━━ Task input ━━
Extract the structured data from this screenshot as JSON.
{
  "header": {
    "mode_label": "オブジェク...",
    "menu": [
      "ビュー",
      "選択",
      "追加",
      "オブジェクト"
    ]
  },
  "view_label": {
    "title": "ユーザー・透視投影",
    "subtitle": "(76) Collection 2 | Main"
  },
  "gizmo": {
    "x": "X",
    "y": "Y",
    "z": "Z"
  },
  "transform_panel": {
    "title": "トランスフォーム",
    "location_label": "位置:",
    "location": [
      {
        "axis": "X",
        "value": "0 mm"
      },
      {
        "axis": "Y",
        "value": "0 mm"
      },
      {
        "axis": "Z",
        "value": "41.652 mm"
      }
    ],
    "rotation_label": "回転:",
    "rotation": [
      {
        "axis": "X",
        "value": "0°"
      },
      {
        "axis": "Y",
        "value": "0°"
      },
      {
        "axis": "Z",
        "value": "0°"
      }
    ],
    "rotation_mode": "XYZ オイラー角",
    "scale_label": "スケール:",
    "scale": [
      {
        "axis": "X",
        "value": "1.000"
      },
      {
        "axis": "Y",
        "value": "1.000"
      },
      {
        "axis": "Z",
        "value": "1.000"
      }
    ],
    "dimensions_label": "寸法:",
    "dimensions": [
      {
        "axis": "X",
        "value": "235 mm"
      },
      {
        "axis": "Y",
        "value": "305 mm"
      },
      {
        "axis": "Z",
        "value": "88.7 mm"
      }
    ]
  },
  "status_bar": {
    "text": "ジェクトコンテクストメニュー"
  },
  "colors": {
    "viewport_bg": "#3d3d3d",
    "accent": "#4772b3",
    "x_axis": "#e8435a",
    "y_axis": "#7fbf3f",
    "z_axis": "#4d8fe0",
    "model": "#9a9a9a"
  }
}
━━━
> What to produce
Reproduce all of the material above word for word.

> Result of the exercise
Extract the structured data from this screenshot as JSON.
{
  "header": {
    "mode_label": "オブジェク...",
    "menu": [
      "ビュー",
      "選択",
      "追加",
      "オブジェクト"
    ]
  },
  "view_label": {
    "title": "ユーザー・透視投影",
    "subtitle": "(76) Collection 2 | Main"
  },
  "gizmo": {
    "x": "X",
    "y": "Y",
    "z": "Z"
  },
  "transform_panel": {
    "title": "トランスフォーム",
    "location_label": "位置:",
    "location": [
      {
        "axis": "X",
        "value": "0 mm"
      },
      {
        "axis": "Y",
        "value": "0 mm"
      },
      {
        "axis": "Z",
        "value": "41.652 mm"
      }
    ],
    "rotation_label": "回転:",
    "rotation": [
      {
        "axis": "X",
        "value": "0°"
      },
      {
        "axis": "Y",
        "value": "0°"
      },
      {
        "axis": "Z",
        "value": "0°"
      }
    ],
    "rotation_mode": "XYZ オイラー角",
    "scale_label": "スケール:",
    "scale": [
      {
        "axis": "X",
        "value": "1.000"
      },
      {
        "axis": "Y",
        "value": "1.000"
      },
      {
        "axis": "Z",
        "value": "1.000"
      }
    ],
    "dimensions_label": "寸法:",
    "dimensions": [
      {
        "axis": "X",
        "value": "235 mm"
      },
      {
        "axis": "Y",
        "value": "305 mm"
      },
      {
        "axis": "Z",
        "value": "88.7 mm"
      }
    ]
  },
  "status_bar": {
    "text": "ジェクトコンテクストメニュー"
  },
  "colors": {
    "viewport_bg": "#3d3d3d",
    "accent": "#4772b3",
    "x_axis": "#e8435a",
    "y_axis": "#7fbf3f",
    "z_axis": "#4d8fe0",
    "model": "#9a9a9a"
  }
}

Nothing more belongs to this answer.